**WRITTEN PROBLEM**. From the listing below, pull out the lines that hold "jest".

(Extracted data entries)
— Start —
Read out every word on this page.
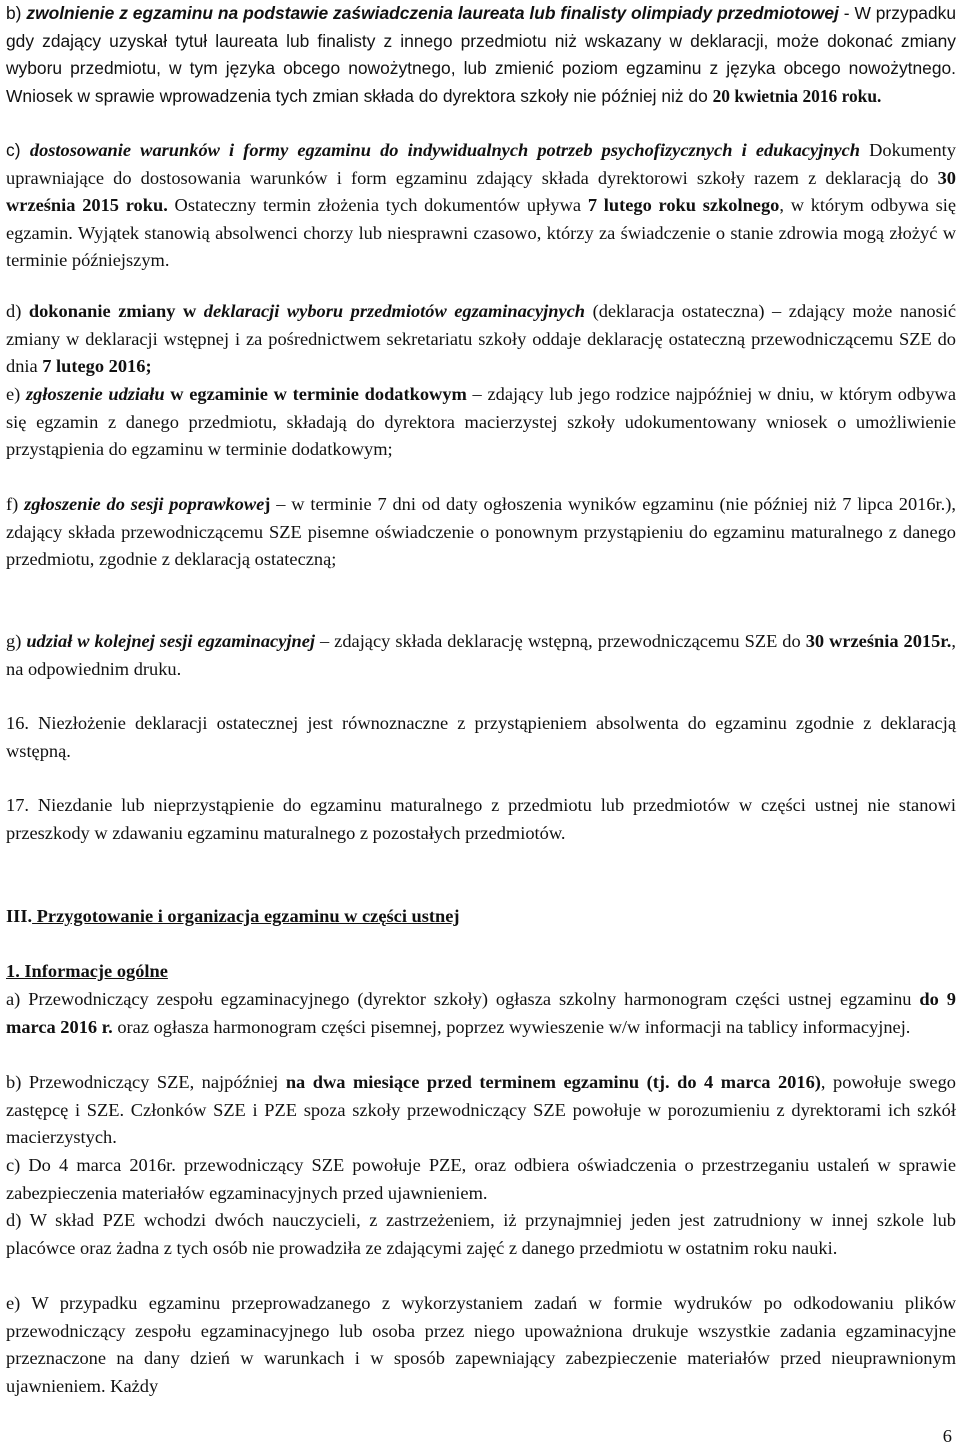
b) zwolnienie z egzaminu na podstawie zaświadczenia laureata lub finalisty olimpiady przedmiotowej - W przypadku gdy zdający uzyskał tytuł laureata lub finalisty z innego przedmiotu niż wskazany w deklaracji, może dokonać zmiany wyboru przedmiotu, w tym języka obcego nowożytnego, lub zmienić poziom egzaminu z języka obcego nowożytnego. Wniosek w sprawie wprowadzenia tych zmian składa do dyrektora szkoły nie później niż do 20 kwietnia 2016 roku.

c) dostosowanie warunków i formy egzaminu do indywidualnych potrzeb psychofizycznych i edukacyjnych Dokumenty uprawniające do dostosowania warunków i form egzaminu zdający składa dyrektorowi szkoły razem z deklaracją do 30 września 2015 roku. Ostateczny termin złożenia tych dokumentów upływa 7 lutego roku szkolnego, w którym odbywa się egzamin. Wyjątek stanowią absolwenci chorzy lub niesprawni czasowo, którzy za świadczenie o stanie zdrowia mogą złożyć w terminie późniejszym.

d) dokonanie zmiany w deklaracji wyboru przedmiotów egzaminacyjnych (deklaracja ostateczna) – zdający może nanosić zmiany w deklaracji wstępnej i za pośrednictwem sekretariatu szkoły oddaje deklarację ostateczną przewodniczącemu SZE do dnia 7 lutego 2016;

e) zgłoszenie udziału w egzaminie w terminie dodatkowym – zdający lub jego rodzice najpóźniej w dniu, w którym odbywa się egzamin z danego przedmiotu, składają do dyrektora macierzystej szkoły udokumentowany wniosek o umożliwienie przystąpienia do egzaminu w terminie dodatkowym;

f) zgłoszenie do sesji poprawkowej – w terminie 7 dni od daty ogłoszenia wyników egzaminu (nie później niż 7 lipca 2016r.), zdający składa przewodniczącemu SZE pisemne oświadczenie o ponownym przystąpieniu do egzaminu maturalnego z danego przedmiotu, zgodnie z deklaracją ostateczną;

g) udział w kolejnej sesji egzaminacyjnej – zdający składa deklarację wstępną, przewodniczącemu SZE do 30 września 2015r., na odpowiednim druku.

16. Niezłożenie deklaracji ostatecznej jest równoznaczne z przystąpieniem absolwenta do egzaminu zgodnie z deklaracją wstępną.

17. Niezdanie lub nieprzystąpienie do egzaminu maturalnego z przedmiotu lub przedmiotów w części ustnej nie stanowi przeszkody w zdawaniu egzaminu maturalnego z pozostałych przedmiotów.

III. Przygotowanie i organizacja egzaminu w części ustnej

1. Informacje ogólne

a) Przewodniczący zespołu egzaminacyjnego (dyrektor szkoły) ogłasza szkolny harmonogram części ustnej egzaminu do 9 marca 2016 r. oraz ogłasza harmonogram części pisemnej, poprzez wywieszenie w/w informacji na tablicy informacyjnej.

b) Przewodniczący SZE, najpóźniej na dwa miesiące przed terminem egzaminu (tj. do 4 marca 2016), powołuje swego zastępcę i SZE. Członków SZE i PZE spoza szkoły przewodniczący SZE powołuje w porozumieniu z dyrektorami ich szkół macierzystych.

c) Do 4 marca 2016r. przewodniczący SZE powołuje PZE, oraz odbiera oświadczenia o przestrzeganiu ustaleń w sprawie zabezpieczenia materiałów egzaminacyjnych przed ujawnieniem.

d) W skład PZE wchodzi dwóch nauczycieli, z zastrzeżeniem, iż przynajmniej jeden jest zatrudniony w innej szkole lub placówce oraz żadna z tych osób nie prowadziła ze zdającymi zajęć z danego przedmiotu w ostatnim roku nauki.

e) W przypadku egzaminu przeprowadzanego z wykorzystaniem zadań w formie wydruków po odkodowaniu plików przewodniczący zespołu egzaminacyjnego lub osoba przez niego upoważniona drukuje wszystkie zadania egzaminacyjne przeznaczone na dany dzień w warunkach i w sposób zapewniający zabezpieczenie materiałów przed nieuprawnionym ujawnieniem. Każdy

6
— End —
**EXERCISE SOLUTION**.
16. Niezłożenie deklaracji ostatecznej jest równoznaczne z przystąpieniem absolwenta do egzaminu zgodnie z deklaracją wstępną.
d) W skład PZE wchodzi dwóch nauczycieli, z zastrzeżeniem, iż przynajmniej jeden jest zatrudniony w innej szkole lub placówce oraz żadna z tych osób nie prowadziła ze zdającymi zajęć z danego przedmiotu w ostatnim roku nauki.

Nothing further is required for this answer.